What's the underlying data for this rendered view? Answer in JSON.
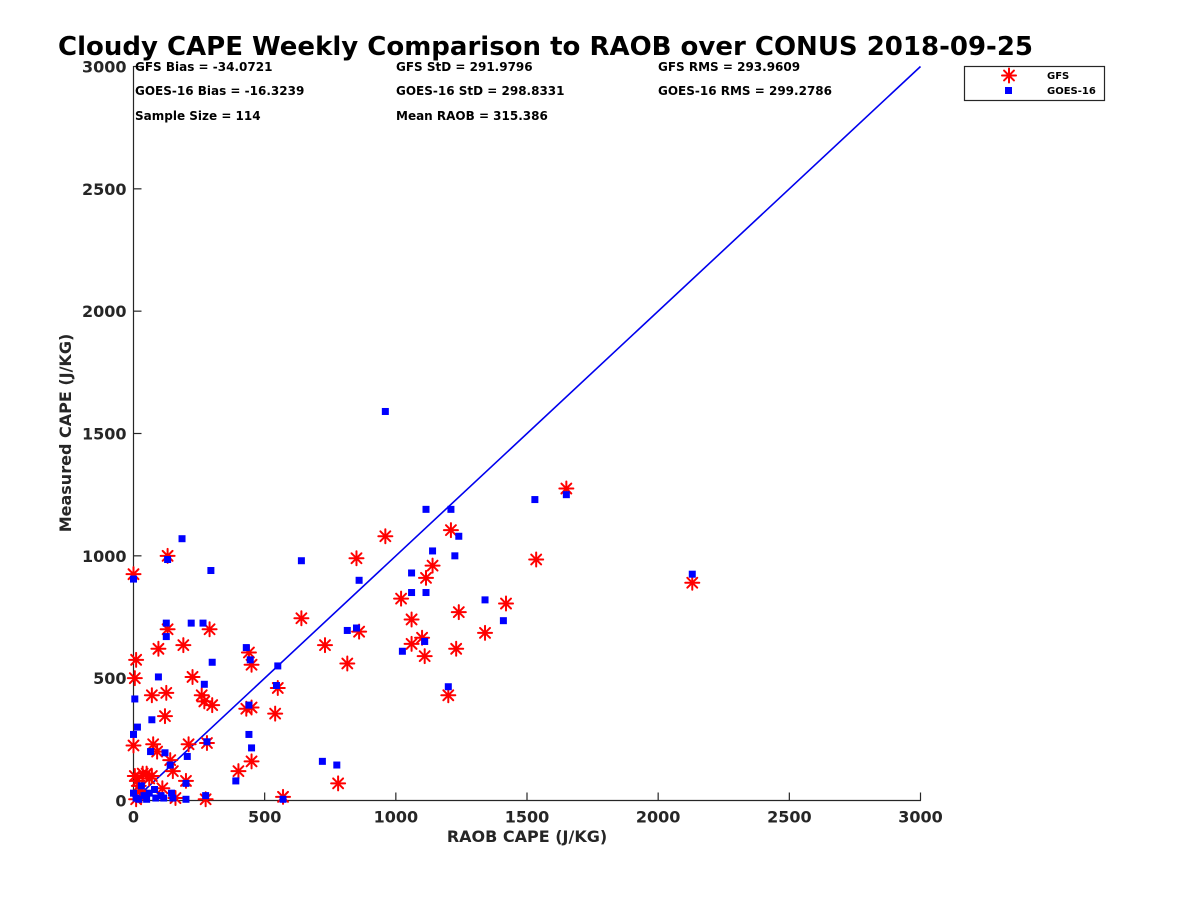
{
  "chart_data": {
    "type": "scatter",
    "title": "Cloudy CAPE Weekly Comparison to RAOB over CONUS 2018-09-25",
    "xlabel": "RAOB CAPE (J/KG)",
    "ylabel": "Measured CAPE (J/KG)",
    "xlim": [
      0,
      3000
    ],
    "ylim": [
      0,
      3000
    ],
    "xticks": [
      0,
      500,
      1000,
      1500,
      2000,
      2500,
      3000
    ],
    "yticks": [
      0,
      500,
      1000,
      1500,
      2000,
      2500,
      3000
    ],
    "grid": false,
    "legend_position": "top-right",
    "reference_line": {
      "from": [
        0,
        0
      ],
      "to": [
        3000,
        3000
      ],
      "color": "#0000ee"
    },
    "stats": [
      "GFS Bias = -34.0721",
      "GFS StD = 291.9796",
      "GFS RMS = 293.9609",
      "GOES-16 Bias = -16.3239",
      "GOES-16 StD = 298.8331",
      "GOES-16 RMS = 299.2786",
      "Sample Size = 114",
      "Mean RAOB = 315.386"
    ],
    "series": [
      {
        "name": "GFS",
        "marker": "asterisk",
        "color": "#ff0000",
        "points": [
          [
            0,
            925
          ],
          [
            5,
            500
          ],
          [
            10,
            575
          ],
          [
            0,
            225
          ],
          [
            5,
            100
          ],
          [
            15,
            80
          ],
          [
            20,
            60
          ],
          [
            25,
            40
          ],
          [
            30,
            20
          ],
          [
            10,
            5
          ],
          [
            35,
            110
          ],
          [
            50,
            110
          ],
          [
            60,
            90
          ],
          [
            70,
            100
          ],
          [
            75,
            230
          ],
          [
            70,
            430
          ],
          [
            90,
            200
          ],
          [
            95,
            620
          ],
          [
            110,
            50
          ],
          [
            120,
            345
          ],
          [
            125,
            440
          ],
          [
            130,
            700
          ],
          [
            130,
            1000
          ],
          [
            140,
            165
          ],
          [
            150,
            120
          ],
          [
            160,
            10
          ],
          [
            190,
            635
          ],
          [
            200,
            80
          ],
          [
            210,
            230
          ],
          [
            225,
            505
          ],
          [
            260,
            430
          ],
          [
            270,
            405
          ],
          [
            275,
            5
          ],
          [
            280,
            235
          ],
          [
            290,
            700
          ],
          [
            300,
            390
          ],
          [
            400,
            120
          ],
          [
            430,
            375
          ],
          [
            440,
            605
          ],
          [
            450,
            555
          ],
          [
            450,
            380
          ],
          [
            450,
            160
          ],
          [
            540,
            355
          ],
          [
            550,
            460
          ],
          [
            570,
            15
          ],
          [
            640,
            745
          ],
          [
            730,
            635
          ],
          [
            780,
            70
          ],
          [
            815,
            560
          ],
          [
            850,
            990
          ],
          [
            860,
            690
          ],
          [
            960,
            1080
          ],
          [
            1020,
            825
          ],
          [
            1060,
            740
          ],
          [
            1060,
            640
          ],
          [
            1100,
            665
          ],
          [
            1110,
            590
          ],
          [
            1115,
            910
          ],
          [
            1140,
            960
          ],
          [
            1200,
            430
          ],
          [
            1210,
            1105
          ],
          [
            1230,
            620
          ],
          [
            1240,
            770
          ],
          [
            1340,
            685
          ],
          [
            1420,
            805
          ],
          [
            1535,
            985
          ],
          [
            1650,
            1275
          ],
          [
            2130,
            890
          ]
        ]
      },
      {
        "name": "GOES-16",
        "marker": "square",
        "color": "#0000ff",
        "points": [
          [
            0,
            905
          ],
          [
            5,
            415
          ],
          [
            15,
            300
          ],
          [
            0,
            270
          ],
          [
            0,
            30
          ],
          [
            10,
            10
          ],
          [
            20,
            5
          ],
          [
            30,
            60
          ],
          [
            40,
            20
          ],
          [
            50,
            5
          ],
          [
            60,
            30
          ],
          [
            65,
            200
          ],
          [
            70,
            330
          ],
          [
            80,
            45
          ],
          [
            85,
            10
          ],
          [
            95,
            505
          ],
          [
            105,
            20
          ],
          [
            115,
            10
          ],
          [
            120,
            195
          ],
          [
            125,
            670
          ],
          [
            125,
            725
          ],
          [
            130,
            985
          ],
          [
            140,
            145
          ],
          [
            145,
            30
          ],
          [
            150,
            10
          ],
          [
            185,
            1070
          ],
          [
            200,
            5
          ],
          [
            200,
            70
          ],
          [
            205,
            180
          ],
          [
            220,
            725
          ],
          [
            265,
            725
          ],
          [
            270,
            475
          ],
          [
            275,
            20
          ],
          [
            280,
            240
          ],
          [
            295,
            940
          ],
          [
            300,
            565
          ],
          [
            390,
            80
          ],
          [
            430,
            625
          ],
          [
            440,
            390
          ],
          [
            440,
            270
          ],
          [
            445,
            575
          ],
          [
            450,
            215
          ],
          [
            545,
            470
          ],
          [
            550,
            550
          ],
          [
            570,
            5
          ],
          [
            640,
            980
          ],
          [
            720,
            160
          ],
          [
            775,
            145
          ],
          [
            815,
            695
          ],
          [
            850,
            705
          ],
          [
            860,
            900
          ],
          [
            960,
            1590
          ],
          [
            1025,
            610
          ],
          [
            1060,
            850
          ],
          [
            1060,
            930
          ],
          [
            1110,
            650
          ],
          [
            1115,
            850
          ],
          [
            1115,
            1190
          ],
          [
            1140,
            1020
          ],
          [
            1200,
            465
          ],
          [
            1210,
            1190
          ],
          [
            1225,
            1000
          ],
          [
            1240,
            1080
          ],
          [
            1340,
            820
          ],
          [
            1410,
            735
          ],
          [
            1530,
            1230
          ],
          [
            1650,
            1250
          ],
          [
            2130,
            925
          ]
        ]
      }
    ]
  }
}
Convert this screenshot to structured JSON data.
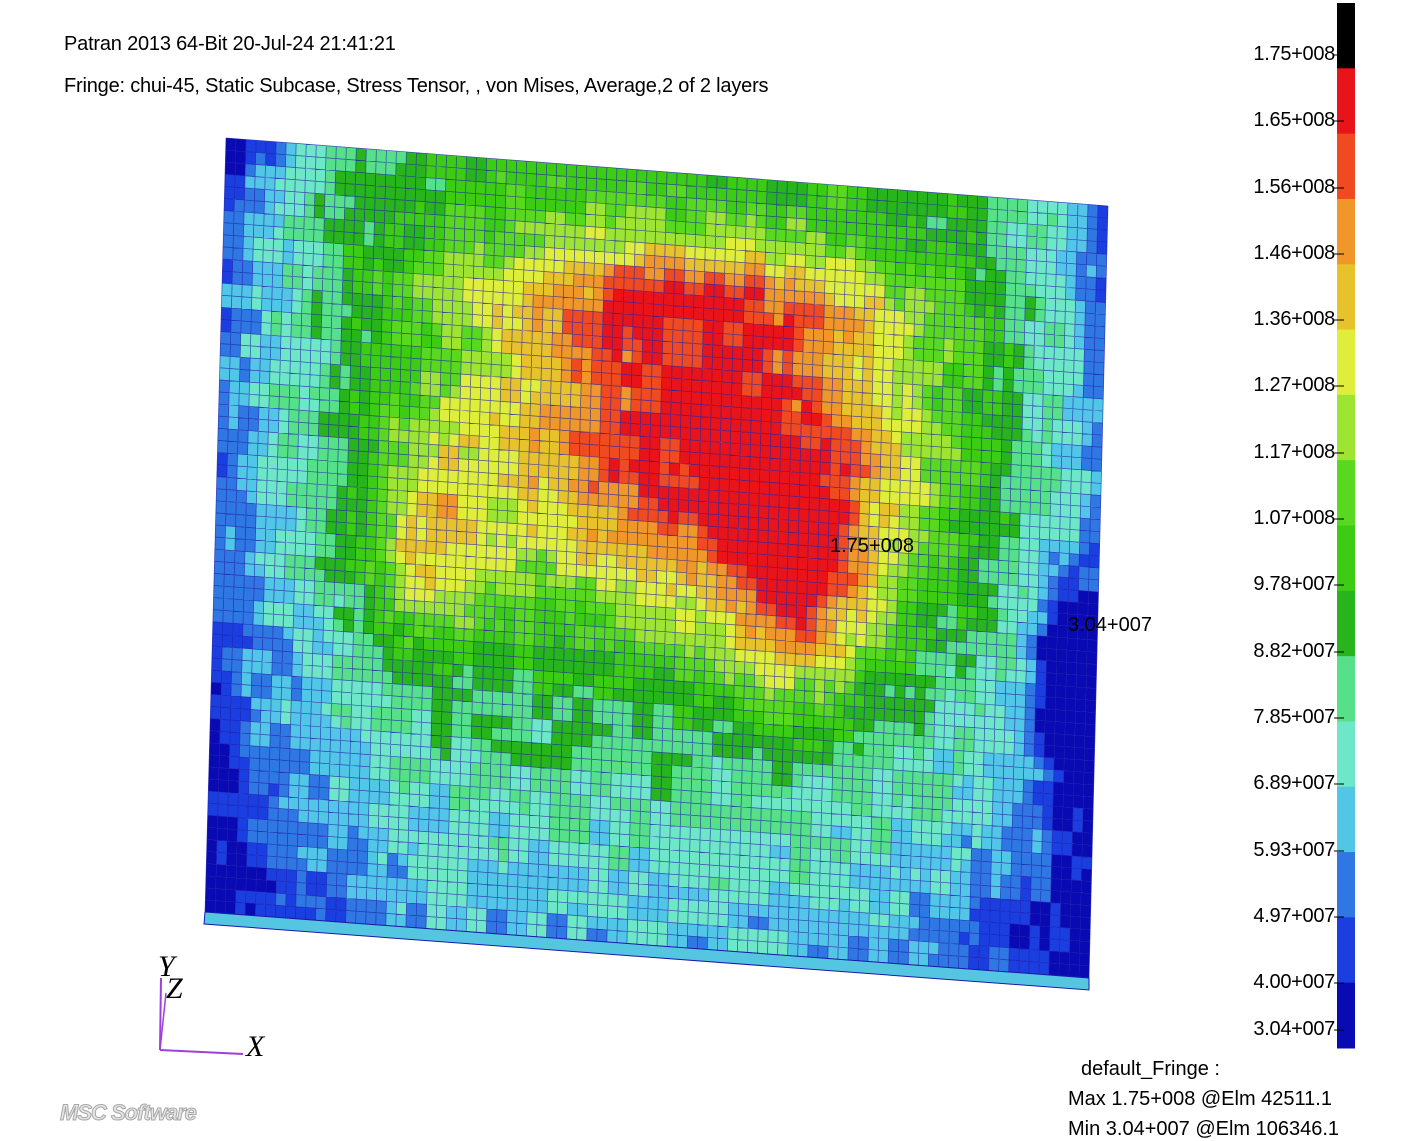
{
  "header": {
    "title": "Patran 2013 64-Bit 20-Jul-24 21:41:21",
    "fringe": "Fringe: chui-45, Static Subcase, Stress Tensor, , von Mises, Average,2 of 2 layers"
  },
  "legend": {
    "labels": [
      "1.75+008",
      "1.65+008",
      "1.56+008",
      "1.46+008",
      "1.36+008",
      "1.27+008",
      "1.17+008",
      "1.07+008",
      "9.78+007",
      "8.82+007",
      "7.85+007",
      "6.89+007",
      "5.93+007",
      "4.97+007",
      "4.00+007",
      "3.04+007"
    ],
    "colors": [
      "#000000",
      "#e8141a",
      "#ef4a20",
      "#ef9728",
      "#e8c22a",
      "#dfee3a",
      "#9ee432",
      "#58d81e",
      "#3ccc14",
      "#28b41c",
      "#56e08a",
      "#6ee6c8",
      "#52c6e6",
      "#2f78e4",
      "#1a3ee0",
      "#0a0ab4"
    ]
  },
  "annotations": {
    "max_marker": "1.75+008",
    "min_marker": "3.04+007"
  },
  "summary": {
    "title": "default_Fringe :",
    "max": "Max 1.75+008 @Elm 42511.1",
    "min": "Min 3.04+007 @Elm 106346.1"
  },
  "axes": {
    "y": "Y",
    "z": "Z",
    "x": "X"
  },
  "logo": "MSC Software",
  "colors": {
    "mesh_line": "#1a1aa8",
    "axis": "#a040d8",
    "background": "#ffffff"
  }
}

WORK REQUIRED.
Collect, from the material above, every line containing the word "this".

OUTPUT BELOW.
What's the underlying data for this rendered view? Answer in JSON.
Convert this screenshot to structured JSON data.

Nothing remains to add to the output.